Exercise instructions: Check each line of the records below for the word "that" and copy those where it appears.

____ Entries shown

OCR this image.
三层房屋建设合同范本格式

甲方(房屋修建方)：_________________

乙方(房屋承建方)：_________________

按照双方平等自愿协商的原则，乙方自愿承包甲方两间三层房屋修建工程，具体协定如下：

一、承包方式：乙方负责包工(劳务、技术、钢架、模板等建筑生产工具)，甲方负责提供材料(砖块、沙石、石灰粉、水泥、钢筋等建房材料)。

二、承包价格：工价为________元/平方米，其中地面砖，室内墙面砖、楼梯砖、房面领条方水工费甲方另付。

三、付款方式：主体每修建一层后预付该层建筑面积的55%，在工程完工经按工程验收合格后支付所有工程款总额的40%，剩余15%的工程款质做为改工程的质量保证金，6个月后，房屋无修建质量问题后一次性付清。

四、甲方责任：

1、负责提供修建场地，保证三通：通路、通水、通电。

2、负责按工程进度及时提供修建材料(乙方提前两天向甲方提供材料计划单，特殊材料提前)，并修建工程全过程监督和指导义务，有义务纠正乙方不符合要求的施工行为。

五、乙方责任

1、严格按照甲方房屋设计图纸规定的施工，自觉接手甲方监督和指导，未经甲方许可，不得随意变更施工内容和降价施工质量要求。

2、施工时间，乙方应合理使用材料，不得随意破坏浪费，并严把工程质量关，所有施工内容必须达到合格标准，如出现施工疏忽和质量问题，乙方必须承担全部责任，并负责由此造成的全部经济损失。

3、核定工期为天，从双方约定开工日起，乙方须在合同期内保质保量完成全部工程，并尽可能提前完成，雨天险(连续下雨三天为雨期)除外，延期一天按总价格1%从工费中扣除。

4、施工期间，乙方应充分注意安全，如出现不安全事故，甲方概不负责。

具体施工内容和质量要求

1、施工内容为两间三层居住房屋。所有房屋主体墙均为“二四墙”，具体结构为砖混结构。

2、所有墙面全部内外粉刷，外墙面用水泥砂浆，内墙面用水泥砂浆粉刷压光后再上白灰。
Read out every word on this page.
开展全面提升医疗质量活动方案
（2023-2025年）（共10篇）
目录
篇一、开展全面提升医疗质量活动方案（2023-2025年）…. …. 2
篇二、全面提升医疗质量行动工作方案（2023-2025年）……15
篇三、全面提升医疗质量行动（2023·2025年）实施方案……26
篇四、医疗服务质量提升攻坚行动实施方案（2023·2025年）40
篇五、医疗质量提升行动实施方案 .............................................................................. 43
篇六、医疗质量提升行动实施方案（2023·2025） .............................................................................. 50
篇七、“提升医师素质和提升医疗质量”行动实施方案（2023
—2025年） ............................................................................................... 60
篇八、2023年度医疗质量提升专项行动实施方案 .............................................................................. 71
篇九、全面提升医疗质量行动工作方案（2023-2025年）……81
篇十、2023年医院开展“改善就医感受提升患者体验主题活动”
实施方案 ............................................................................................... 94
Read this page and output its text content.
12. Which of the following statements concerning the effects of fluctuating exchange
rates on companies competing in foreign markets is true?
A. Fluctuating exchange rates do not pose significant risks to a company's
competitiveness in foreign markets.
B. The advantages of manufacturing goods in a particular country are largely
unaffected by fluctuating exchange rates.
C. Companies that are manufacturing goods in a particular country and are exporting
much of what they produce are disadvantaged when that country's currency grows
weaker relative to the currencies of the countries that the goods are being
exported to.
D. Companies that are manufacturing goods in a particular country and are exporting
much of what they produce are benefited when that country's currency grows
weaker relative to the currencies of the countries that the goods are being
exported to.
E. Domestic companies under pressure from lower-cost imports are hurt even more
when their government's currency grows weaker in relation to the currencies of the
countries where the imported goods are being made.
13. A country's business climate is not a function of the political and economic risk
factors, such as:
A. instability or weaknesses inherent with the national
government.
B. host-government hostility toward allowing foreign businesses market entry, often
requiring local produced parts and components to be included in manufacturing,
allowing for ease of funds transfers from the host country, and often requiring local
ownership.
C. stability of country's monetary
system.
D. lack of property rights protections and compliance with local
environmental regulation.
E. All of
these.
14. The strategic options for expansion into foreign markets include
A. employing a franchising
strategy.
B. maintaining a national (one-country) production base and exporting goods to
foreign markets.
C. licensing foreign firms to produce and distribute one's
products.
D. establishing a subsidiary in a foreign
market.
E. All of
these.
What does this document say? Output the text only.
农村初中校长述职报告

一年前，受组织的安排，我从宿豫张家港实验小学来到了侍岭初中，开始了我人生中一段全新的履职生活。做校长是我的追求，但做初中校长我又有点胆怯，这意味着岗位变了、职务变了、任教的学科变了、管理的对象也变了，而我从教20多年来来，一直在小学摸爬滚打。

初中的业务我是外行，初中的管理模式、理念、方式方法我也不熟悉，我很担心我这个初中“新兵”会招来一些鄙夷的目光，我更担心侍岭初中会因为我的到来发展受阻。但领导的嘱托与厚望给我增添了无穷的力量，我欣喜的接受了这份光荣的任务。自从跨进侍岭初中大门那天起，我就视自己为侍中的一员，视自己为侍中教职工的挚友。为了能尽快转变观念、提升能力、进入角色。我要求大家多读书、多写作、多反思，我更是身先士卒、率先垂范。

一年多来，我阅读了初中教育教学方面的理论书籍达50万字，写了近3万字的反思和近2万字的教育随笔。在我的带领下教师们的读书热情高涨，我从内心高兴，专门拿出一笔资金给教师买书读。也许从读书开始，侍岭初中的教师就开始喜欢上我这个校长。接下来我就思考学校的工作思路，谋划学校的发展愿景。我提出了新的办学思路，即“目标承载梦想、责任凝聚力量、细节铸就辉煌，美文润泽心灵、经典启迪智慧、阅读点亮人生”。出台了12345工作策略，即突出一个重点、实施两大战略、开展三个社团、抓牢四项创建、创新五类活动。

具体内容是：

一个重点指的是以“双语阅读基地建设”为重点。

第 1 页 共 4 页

________

Solved exercise:
C. Companies that are manufacturing goods in a particular country and are exporting
much of what they produce are disadvantaged when that country's currency grows
weaker relative to the currencies of the countries that the goods are being
D. Companies that are manufacturing goods in a particular country and are exporting
much of what they produce are benefited when that country's currency grows
weaker relative to the currencies of the countries that the goods are being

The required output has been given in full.